PROVIDED PASSAGE

:::::

Today is International Woman’s Day, and I can’t think of a better way to honor and respect the day than to share a clinical trial that looks at testosterone and quality of life, as this topic is such a source of much misinformation online.
Remember, misinformation is the patriarchy as it robs women of agency.
Can testosterone improve the quality of life for premenopausal women with diminished ovarian reserve? That is the question a group of investigators sought to answer in a recently published double-blind, randomized, placebo-controlled trial.
What is Diminished Ovarian Reserve and Why Use Testosterone?
According to the American Society for Reproductive Medicine (ASRM), ovarian reserve is “the number of oocytes [eggs] remaining in the ovary, or oocyte quantity (oocyte number). Markers of ovarian reserve include hormone levels and sonographically measured features of the ovaries.”
Diminished ovarian reserve (DOR) is when a woman of reproductive age has regular menstrual cycles, but her response to ovarian stimulation for fertility care is reduced compared with that of women of the same age. It’s crucial to note that DOR primarily predicts poor response to fertility medications rather than absolute inability to conceive.
There is a hypothesis that testosterone might be helpful in improving the response to IVF for women with DOR. For example, animal studies have shown that androgens might amplify the ovarian response to medications used in IVF, slow follicular loss, and promote follicular growth. There is also data suggesting that androgens might increase the number of oocytes (eggs retrieved). In addition, women with diminished ovarian reserve have, on average, lower levels of testosterone.
Medically this is all interesting, but we do not know if this association with testosterone is causation or correlation. Might lower levels of testosterone for women with DOR be the result of the declining number of eggs and/or egg quality? Yes. Might the same “thing” (for lack of a better word) that leads to diminished ovarian reserve also lead to low levels of testosterone. Yes. And we also don’t know the implication of lower testosterone as there is no lower level of testosterone for women below which symptoms or medical conditions develop.
The biological rationale for testosterone supplementation during IVF is therefore a sound hypothesis, but the studies available were low quality. In fact, a 2025 meta-analysis of studies found that, when restricted to high-quality randomized controlled trials, there was no benefit of testosterone on pregnancy rate.
The next step, when there is a sound hypothesis but no robust data, is to design and implement a high-quality randomized controlled trial. And so, to evaluate a possible improved response to IVF with testosterone, a multi center randomized double blind placebo controlled trial was carried out, where women with DOR received transdermal testosterone or placebo for about 9-10 weeks as part of the preparation for their hormonal stimulation with IVF.

:::::

(Data for detecting document layout)
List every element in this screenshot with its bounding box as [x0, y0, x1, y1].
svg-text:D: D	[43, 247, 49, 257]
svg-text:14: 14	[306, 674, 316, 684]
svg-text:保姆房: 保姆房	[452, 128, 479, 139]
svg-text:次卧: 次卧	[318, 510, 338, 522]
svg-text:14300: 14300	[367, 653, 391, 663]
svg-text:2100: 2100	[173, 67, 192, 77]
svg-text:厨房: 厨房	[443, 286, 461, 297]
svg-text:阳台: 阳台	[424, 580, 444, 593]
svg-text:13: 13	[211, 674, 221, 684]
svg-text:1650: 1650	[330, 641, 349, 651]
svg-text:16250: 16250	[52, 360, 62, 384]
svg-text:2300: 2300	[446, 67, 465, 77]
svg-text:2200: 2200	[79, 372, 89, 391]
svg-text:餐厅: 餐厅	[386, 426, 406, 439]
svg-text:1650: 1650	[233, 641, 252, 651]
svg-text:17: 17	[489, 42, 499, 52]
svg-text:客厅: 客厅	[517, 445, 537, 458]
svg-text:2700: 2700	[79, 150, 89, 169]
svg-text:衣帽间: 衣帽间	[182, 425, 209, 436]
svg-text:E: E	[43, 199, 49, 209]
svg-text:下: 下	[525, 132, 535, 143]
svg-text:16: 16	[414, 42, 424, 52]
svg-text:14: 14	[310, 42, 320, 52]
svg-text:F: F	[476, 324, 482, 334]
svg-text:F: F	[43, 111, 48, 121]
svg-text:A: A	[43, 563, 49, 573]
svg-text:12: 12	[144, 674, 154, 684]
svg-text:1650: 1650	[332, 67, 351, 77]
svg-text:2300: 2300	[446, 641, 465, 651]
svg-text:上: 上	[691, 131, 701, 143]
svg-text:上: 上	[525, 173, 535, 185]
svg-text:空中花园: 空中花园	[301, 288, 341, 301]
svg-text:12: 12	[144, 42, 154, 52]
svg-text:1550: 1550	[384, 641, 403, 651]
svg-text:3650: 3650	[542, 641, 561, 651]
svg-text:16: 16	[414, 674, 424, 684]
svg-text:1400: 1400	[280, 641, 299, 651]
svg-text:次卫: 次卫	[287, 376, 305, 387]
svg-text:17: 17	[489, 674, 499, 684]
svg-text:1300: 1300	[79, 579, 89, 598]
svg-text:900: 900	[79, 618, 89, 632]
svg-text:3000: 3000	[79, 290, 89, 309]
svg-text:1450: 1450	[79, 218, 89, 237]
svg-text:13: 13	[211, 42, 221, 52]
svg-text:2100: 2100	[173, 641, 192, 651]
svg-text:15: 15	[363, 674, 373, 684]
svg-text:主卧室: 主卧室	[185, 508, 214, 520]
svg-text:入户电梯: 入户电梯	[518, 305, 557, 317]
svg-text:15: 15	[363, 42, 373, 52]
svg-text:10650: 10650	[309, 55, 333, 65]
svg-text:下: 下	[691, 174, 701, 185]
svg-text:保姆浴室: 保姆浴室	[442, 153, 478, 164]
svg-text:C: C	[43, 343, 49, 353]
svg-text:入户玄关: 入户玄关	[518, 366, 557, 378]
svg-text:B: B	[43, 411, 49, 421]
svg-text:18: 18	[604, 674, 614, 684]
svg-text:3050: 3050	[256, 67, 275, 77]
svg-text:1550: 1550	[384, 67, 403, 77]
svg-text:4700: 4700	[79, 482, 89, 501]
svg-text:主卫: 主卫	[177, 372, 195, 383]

:::::

Print the stretch of the testosterone trial text from "Today is International" through "much misinformation online.", copying each word precisely. Rely solely on the text given here.

EXERCISE ANSWER
Today is International Woman’s Day, and I can’t think of a better way to honor and respect the day than to share a clinical trial that looks at testosterone and quality of life, as this topic is such a source of much misinformation online.